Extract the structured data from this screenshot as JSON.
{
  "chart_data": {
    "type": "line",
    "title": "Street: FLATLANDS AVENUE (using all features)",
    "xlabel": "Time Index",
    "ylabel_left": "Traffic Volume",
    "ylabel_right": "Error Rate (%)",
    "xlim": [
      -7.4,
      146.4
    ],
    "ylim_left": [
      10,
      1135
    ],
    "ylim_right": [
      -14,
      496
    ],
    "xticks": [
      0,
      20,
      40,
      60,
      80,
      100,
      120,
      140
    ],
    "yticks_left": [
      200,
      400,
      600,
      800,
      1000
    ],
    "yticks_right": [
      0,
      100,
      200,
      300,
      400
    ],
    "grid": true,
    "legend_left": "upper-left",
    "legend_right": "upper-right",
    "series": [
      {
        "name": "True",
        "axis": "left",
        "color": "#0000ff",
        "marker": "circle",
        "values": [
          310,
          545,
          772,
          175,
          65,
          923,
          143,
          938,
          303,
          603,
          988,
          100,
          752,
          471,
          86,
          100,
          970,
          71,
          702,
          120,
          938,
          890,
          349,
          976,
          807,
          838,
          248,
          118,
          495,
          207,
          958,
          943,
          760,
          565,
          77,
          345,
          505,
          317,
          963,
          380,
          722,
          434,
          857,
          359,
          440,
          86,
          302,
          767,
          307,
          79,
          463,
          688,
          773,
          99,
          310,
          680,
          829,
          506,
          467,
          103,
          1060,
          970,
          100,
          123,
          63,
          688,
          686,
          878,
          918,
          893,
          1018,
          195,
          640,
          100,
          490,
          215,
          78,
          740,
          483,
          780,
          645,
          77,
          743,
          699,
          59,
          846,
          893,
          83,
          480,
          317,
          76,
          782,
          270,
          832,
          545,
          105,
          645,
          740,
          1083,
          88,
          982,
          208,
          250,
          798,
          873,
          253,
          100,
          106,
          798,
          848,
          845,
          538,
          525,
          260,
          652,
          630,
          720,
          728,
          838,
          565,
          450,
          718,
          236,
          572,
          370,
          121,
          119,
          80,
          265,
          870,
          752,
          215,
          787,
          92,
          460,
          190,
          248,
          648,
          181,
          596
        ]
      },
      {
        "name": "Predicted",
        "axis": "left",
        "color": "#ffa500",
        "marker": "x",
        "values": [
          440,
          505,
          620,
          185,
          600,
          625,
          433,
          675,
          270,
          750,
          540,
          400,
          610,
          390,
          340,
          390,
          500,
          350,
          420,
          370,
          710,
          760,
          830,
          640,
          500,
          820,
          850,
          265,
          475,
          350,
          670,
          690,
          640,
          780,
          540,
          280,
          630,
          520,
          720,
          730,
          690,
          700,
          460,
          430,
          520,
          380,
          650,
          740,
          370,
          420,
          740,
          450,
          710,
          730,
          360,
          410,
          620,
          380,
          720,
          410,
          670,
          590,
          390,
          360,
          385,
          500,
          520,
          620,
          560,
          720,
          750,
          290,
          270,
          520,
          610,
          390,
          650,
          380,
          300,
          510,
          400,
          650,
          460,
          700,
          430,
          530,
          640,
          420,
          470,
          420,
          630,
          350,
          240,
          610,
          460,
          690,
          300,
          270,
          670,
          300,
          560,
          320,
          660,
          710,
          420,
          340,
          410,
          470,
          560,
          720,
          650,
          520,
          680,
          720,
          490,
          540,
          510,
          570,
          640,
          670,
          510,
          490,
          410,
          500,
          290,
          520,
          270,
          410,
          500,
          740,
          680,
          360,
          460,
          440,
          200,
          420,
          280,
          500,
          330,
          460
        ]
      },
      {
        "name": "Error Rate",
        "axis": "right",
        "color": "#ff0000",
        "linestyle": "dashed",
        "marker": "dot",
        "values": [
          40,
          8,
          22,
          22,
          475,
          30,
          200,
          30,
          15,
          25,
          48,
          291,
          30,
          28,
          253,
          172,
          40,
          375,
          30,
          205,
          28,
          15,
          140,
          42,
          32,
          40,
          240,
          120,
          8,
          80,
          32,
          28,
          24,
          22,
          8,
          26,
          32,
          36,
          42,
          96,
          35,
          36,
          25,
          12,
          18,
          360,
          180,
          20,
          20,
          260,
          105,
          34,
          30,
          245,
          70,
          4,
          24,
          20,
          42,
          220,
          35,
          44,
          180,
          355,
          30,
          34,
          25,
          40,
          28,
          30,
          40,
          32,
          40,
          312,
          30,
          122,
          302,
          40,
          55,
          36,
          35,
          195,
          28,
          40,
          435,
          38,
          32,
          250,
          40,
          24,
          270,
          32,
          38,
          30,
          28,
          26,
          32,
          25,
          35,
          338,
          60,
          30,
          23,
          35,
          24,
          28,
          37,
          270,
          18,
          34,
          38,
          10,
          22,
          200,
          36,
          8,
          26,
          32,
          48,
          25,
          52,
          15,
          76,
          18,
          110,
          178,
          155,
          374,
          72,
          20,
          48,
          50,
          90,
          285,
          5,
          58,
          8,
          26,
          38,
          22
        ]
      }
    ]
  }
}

INSTRUCTIONS FOR THE TASK
Whichever lines contain the string "Error", select and copy them.

THE SOLUTION
    "ylabel_right": "Error Rate (%)",
        "name": "Error Rate",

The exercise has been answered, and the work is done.